**Written exercise 1:** From the Matthew Bucksbaum biography, reproduce word for word the passage that begins with the words containing "Matthew Bucksbaum (February" and ends with "General Growth Properties.".
**Written exercise 2:** Using the Matthew Bucksbaum biography, decide whether each statement agrees with it, answering yes or no and quoting the words that settle it: (a) Bucksbaum earned his degree from the University of Iowa in 1949; (b) he served in the Navy during World War II; (c) his family owned a chain of five grocery stores.

**Page excerpt:**

- Born: February 20, 1926 Marshalltown, Iowa, U.S.
- Died: November 24, 2013 (aged 87) Chicago, U.S.
- Education: University of Iowa (BA)
- Occupation: Real estate developer
- Known for: Co-founder of General Growth Properties
- Spouse: Carolyn "Kay" Swartz
- Children: 2
- Allegiance: United States
- Branch: United States Army Air Forces
- Service years: World War II
- Unit: Fifth Air Forces Cryptographer
- Conflicts: Southwest Pacific Area New Guinea campaign

= Matthew Bucksbaum =

American businessman and philanthropist

Matthew Bucksbaum (February 20, 1926 – November 24, 2013) was an American businessman and philanthropist. Matthew and his brothers Martin and Maurice co-founded General Growth Properties.

==Early life==
Bucksbaum was born to a Jewish family in Marshalltown, Iowa, to Ida (Gervich) and Louis Bucksbaum. During World War II, he served in the Army Air Forces in the Southwest Pacific Theatre as a cryptographer based in New Guinea. He graduated from the University of Iowa cum laude with a Bachelor of Arts in Economics in 1949, where he was a member of Phi Beta Kappa society and the Order of Artus. His family owned a chain of three grocery stores.

**Extracted entries:**
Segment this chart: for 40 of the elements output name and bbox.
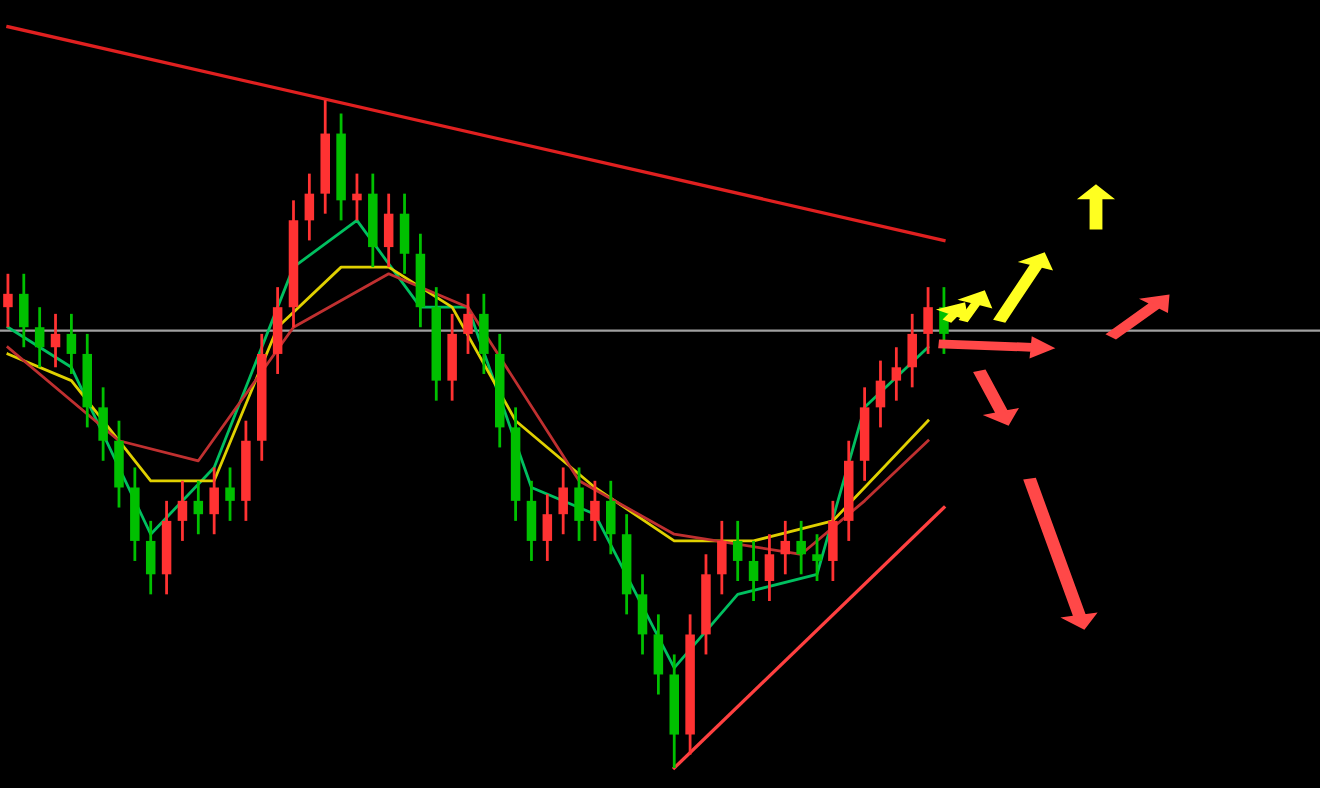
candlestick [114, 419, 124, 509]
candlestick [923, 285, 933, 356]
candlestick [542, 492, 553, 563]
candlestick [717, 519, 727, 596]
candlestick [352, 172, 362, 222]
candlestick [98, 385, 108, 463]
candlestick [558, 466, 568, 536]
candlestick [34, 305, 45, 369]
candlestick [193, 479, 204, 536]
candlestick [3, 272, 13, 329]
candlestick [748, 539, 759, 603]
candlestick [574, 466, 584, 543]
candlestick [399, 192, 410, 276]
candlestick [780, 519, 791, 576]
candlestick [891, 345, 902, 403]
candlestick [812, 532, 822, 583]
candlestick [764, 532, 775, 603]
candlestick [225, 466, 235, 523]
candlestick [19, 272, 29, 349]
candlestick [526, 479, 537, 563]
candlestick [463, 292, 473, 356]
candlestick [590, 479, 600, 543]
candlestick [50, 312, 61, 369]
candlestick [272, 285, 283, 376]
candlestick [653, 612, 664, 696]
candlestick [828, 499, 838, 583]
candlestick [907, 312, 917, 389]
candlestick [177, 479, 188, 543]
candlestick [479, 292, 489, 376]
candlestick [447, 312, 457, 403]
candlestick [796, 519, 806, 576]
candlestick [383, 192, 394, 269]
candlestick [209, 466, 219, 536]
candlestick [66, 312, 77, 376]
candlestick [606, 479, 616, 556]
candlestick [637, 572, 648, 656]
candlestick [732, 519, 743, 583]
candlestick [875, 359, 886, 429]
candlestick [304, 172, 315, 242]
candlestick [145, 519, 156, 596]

**Expected answer 1:**
Matthew Bucksbaum (February 20, 1926 – November 24, 2013) was an American businessman and philanthropist. Matthew and his brothers Martin and Maurice co-founded General Growth Properties.

**Expected answer 2:**
(a) Yes: "He graduated from the University of Iowa cum laude with a Bachelor of Arts in Economics in 1949"
(b) No: "he served in the Army Air Forces in the Southwest Pacific Theatre"
(c) No: "His family owned a chain of three grocery stores."